• The tasks
(1) In the build issue thread, what line was added to horizonbpu/CMakeLists.txt?
(2) Edit the build issue thread from "I would like" to "Additional context none.", inclusive, and replace "build" with "compilation".
(3) Shorten the paragraph of the build issue thread that begins "The error with cmake build" and keep its main facts.

• Document text
[BEGIN]

I would like your advice on how to deal with this problem.

Expected behavior The build should complete without problems.

Screenshots none.

Desktop (please complete the following information):

Additional context none.

cdliang11 commented 1 week ago

May need a lower version of onnx:

protobuf                 3.19.4
onnx                     1.12.0

The problem with TensorBoard can be ignored

kanpapa commented 1 week ago

Thanks, the protobuf and onnx versions are fixed.

The error with cmake build seems to be similar to #2032, but the situation is different.

cdliang11 commented 1 week ago

Add include(wetextprocessing) to horizonbpu/CMakeLists.txt

kanpapa commented 1 week ago

I made the following changes and Step 2 was completed successfully. Thanks,

(horizonbpu) ocha@ocha-ubuntu:~/wenet/runtime/horizonbpu$ git diff CMakeLists.txt
diff --git a/runtime/horizonbpu/CMakeLists.txt b/runtime/horizonbpu/CMakeLists.txt
index 9e179006..3d3ff629 100644
--- a/runtime/horizonbpu/CMakeLists.txt
+++ b/runtime/horizonbpu/CMakeLists.txt
@@ -37,6 +37,8 @@ include_directories(
   ${CMAKE_CURRENT_SOURCE_DIR}/kaldi
 )

+include(wetextprocessing)
+
 # Build all libraries
 add_subdirectory(utils)
 add_subdirectory(frontend)
(horizonbpu) ocha@ocha-ubuntu:~/wenet/runtime/horizonbpu$ 
kanpapa commented 1 week ago

The following error occurred in step 3.

[END]

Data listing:
[BEGIN]

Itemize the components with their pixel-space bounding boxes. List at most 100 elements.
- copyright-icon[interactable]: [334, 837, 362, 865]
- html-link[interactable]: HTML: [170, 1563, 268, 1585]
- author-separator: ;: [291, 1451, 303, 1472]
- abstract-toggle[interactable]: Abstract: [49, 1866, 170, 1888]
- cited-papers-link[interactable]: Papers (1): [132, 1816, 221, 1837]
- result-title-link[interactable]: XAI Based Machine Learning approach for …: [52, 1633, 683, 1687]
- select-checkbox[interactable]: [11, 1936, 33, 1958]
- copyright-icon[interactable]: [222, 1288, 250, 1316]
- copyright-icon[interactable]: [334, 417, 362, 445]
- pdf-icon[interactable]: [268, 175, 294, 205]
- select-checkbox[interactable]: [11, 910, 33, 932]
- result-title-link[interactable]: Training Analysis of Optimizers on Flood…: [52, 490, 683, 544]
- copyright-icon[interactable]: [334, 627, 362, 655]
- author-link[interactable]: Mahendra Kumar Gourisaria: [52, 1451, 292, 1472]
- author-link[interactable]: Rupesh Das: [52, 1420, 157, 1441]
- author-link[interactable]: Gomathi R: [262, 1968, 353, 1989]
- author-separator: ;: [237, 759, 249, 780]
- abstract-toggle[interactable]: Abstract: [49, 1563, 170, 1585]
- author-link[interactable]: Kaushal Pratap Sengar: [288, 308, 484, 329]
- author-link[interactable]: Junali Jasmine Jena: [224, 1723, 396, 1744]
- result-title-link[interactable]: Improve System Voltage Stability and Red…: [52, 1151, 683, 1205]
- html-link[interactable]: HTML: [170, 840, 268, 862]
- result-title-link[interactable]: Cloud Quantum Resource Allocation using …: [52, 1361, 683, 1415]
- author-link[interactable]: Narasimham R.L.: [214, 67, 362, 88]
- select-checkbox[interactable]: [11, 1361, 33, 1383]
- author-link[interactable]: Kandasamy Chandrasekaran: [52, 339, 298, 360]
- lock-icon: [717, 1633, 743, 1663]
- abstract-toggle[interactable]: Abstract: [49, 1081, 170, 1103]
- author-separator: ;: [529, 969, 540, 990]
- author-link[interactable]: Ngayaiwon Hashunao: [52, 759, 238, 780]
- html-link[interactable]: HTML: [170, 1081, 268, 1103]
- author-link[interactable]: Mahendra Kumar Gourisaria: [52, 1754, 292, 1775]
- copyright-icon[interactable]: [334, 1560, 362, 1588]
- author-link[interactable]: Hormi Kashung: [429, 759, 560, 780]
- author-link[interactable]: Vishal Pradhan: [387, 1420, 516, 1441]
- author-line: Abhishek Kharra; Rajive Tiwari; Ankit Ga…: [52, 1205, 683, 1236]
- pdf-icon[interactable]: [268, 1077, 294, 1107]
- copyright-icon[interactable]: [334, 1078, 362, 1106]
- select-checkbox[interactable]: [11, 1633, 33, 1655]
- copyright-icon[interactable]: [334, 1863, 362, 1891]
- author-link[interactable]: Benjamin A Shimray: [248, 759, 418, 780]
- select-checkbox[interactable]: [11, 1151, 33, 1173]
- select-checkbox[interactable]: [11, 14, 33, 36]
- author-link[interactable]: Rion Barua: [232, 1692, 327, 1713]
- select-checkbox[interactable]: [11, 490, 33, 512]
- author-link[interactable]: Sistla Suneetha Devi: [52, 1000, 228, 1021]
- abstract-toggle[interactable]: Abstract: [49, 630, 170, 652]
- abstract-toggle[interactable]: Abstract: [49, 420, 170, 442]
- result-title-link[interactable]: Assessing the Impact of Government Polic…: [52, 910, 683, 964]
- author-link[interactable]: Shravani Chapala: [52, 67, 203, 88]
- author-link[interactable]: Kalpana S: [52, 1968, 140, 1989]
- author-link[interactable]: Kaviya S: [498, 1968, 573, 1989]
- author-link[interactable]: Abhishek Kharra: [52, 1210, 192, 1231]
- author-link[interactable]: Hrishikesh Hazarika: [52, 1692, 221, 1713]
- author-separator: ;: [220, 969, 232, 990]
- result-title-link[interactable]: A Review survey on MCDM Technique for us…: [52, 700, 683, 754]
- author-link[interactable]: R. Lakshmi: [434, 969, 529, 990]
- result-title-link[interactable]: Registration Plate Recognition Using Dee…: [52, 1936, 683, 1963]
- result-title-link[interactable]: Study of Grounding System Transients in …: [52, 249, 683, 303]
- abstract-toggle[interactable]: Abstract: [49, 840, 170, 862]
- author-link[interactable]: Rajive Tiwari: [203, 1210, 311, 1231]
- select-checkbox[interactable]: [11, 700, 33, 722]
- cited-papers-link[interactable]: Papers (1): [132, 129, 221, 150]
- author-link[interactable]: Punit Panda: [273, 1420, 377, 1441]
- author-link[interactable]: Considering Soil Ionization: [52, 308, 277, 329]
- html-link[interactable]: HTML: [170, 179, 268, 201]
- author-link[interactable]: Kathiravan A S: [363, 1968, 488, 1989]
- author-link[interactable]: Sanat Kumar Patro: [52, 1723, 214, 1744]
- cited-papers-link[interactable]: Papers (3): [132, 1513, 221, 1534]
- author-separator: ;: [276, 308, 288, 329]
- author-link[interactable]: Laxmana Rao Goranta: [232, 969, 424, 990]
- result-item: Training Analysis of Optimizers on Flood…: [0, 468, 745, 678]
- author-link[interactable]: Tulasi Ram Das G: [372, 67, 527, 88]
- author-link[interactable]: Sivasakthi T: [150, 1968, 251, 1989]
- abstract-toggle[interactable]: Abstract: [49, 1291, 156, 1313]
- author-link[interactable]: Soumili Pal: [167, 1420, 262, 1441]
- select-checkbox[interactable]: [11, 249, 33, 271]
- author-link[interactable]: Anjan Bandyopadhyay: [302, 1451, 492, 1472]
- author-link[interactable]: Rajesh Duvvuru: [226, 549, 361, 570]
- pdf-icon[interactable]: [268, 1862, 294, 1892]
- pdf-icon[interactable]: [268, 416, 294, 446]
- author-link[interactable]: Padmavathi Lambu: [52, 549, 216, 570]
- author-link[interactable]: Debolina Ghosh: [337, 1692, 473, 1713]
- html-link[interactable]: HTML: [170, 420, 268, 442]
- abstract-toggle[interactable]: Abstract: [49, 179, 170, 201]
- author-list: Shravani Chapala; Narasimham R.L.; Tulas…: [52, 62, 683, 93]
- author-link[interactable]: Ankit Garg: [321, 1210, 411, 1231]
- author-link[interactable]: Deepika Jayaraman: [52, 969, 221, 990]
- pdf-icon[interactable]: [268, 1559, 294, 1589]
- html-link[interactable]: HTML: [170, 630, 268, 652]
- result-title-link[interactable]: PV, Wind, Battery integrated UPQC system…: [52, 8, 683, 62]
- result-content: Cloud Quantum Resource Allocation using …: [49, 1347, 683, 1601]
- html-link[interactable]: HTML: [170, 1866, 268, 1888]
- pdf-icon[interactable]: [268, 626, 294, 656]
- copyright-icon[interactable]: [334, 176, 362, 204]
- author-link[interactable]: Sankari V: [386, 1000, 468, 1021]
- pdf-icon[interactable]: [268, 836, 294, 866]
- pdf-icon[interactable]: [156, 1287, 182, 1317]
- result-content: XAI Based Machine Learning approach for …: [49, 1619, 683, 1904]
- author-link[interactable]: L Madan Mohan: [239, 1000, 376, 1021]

[END]

• Replies
(1) include(wetextprocessing)

(2)
I would like your advice on how to deal with this problem.

Expected behavior The compilation should complete without problems.

Screenshots none.

Desktop (please complete the following information):

Additional context none.

(3) The cmake build error resembles #2032, but the situation differs.